▸ **GIVEN REQUEST**: Copy the data word for word, keeping every line.

##### RECORD SET

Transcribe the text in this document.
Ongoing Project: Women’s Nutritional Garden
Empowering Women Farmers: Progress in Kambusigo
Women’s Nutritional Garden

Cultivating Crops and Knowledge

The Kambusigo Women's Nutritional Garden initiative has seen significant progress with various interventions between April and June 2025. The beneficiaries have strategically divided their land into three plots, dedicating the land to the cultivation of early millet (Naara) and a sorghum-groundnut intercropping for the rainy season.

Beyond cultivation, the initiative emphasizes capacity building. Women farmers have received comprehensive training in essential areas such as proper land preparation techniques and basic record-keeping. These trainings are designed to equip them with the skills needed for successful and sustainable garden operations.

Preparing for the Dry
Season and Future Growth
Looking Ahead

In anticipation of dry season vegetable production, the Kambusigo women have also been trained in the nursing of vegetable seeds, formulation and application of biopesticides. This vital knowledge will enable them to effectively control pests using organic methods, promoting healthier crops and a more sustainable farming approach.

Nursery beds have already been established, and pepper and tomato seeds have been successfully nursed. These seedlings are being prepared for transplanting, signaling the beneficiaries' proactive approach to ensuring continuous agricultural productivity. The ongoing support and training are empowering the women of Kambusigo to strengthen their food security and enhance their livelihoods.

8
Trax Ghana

##########

▸ **TASK SOLUTION**:
Transcribe the text in this document.
Ongoing Project: Women’s Nutritional Garden
Empowering Women Farmers: Progress in Kambusigo
Women’s Nutritional Garden

Cultivating Crops and Knowledge

The Kambusigo Women's Nutritional Garden initiative has seen significant progress with various interventions between April and June 2025. The beneficiaries have strategically divided their land into three plots, dedicating the land to the cultivation of early millet (Naara) and a sorghum-groundnut intercropping for the rainy season.

Beyond cultivation, the initiative emphasizes capacity building. Women farmers have received comprehensive training in essential areas such as proper land preparation techniques and basic record-keeping. These trainings are designed to equip them with the skills needed for successful and sustainable garden operations.

Preparing for the Dry
Season and Future Growth
Looking Ahead

In anticipation of dry season vegetable production, the Kambusigo women have also been trained in the nursing of vegetable seeds, formulation and application of biopesticides. This vital knowledge will enable them to effectively control pests using organic methods, promoting healthier crops and a more sustainable farming approach.

Nursery beds have already been established, and pepper and tomato seeds have been successfully nursed. These seedlings are being prepared for transplanting, signaling the beneficiaries' proactive approach to ensuring continuous agricultural productivity. The ongoing support and training are empowering the women of Kambusigo to strengthen their food security and enhance their livelihoods.

8
Trax Ghana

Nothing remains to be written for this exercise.